Exercício proposto - Segundo o excerto, através de que bilhetes foi feita em parte a emissão de novos títulos gregos?

Excerto -
________________

A Grécia é que nos está a dar dinheiro, estúpido

Cavaco Silva insiste na fábula, "os portugueses foram dos que mais contribuíram para o resgate grego".


O paralelo não é exagerado. Se recuarmos na história, percebemos que aqueles que foram escravizados nos campos e cidades dos E.U.A conheciam bem a diferença entre quem colaborava com o opressor e quem estava disposto a resistir-lhe. Aos primeiros chamavam-lhes house negros, pois habitavam na casa-grande, tratando dos senhores e por isso comiam melhor e viviam mais. Os segundos eram os field negros, que trabalhavam no campo, sob sol e chicote, morrendo por tudo e por nada, odiando os seus carrascos.

Na semana em que os senhores da Europa se viraram contra a Grécia, está claro de ver em que categoria se encaixa a direita portuguesa, com Maria Luís Albuquerque a ser passeada como uma jarra pela Alemanha de Schäuble.
Mas esta banda ainda tem um chefe. Cavaco Silva insiste na fábula, "os portugueses foram dos que mais contribuíram para o resgate grego". Na base desta afirmação estariam as obrigações gregas emitidas no âmbito do segundo programa da troika e da chamada "reestruturação da dívida" de 2012. A emissão de novos títulos foi realizada em parte através de bilhetes do Fundo Europeu de Estabilização Financeira (EFSF), sendo assim garantidos pelos Estados-membros.

________________

Material fornecido -
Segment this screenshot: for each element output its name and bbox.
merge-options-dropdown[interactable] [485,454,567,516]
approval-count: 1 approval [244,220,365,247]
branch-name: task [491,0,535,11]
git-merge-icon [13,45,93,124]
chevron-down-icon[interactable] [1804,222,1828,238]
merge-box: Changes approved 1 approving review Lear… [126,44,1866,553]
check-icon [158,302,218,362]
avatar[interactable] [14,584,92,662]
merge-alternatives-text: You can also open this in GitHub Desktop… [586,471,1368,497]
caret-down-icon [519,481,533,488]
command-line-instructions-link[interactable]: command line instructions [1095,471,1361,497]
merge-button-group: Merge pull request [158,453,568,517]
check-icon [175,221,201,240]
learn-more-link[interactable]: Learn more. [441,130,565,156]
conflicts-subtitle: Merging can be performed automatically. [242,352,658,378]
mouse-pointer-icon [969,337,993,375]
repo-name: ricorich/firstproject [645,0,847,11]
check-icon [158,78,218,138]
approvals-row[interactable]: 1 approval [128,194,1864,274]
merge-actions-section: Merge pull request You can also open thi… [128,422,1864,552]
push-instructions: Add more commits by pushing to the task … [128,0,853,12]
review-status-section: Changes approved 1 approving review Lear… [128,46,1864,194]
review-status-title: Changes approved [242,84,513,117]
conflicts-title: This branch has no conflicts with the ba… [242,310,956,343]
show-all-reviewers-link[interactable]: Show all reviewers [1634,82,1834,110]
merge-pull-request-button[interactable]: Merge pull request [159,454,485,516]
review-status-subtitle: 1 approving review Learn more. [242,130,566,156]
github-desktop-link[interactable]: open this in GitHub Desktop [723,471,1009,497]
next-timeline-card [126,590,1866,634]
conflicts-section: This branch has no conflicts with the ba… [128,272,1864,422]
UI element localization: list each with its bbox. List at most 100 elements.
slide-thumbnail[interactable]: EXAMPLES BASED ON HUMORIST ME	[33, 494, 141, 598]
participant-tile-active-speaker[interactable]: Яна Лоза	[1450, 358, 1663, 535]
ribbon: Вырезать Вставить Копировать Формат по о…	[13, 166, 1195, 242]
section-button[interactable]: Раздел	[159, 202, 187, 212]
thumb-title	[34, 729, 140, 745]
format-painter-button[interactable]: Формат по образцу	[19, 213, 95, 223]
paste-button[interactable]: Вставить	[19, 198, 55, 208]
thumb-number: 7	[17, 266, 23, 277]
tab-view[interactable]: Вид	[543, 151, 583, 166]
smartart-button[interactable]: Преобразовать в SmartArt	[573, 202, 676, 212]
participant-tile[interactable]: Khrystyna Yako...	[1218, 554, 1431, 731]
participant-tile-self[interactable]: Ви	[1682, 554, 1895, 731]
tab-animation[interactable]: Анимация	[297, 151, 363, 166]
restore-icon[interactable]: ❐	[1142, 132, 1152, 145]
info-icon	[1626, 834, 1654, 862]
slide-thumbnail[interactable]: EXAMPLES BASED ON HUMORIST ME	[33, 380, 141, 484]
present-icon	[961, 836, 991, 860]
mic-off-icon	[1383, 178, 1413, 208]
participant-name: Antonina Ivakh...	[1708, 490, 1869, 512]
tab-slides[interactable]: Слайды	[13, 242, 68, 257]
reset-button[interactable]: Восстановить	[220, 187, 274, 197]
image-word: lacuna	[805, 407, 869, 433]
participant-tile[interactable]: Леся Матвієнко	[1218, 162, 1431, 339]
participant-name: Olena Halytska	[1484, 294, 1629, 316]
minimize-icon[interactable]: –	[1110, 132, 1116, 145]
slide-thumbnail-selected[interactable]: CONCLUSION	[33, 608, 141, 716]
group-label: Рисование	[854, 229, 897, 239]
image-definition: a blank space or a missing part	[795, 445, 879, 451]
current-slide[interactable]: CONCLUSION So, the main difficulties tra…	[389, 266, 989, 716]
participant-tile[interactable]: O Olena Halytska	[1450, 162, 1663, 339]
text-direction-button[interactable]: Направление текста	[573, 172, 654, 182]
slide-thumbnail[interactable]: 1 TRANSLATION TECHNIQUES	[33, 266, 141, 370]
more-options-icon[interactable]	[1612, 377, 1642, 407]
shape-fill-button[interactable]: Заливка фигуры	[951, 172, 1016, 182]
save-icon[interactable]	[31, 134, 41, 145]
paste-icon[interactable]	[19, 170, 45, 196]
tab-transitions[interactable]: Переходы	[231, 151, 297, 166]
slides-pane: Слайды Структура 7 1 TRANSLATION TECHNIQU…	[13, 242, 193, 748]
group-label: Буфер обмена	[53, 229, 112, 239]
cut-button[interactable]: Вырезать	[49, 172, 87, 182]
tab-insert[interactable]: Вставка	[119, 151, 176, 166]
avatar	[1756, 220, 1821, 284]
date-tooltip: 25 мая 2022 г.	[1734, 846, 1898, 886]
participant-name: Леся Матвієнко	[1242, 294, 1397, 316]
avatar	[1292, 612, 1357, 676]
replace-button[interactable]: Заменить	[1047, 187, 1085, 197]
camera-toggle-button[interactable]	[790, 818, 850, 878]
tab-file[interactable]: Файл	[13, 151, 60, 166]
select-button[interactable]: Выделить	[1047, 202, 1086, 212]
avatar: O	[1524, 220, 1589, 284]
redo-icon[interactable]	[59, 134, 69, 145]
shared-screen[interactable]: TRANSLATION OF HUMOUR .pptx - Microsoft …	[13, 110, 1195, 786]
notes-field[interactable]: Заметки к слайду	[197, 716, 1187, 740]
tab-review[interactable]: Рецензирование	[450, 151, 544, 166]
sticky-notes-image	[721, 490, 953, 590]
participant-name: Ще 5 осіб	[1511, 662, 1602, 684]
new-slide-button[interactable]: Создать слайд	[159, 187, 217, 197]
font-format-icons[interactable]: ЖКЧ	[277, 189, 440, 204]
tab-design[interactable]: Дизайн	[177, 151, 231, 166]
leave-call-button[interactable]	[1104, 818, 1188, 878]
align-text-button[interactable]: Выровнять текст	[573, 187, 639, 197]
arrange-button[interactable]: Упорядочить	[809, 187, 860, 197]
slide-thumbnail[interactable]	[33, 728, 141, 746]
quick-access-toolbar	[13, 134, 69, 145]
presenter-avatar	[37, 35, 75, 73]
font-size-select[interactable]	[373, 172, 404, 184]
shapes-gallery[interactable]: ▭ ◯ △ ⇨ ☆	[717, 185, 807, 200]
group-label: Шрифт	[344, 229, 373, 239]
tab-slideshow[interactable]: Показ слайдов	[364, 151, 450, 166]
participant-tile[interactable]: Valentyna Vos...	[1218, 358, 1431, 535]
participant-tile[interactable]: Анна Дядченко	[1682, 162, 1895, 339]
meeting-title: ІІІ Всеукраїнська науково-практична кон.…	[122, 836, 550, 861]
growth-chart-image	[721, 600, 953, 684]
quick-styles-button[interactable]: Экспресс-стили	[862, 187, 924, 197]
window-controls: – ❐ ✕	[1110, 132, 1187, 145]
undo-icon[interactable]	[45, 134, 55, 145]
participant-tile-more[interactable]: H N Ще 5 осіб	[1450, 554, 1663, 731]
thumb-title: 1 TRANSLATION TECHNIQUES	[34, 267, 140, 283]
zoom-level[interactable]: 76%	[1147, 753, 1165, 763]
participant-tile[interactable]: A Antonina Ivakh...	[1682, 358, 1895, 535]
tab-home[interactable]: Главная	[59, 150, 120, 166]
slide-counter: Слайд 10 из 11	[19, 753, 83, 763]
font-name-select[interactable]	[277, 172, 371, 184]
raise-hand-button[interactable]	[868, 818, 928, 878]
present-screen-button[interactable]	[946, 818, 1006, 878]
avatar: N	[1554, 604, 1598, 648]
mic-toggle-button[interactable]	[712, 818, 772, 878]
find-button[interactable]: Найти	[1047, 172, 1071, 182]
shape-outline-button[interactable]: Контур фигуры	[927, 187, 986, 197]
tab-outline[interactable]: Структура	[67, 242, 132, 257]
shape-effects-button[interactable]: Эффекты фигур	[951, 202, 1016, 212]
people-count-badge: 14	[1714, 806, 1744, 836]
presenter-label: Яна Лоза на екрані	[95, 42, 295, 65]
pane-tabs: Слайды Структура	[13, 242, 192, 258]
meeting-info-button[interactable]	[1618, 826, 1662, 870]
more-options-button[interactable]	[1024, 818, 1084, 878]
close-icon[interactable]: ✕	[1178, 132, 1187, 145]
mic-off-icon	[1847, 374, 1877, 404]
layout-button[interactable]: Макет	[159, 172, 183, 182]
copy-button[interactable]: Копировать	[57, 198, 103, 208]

________________

Resultado do exercício - Através de bilhetes do Fundo Europeu de Estabilização Financeira (EFSF).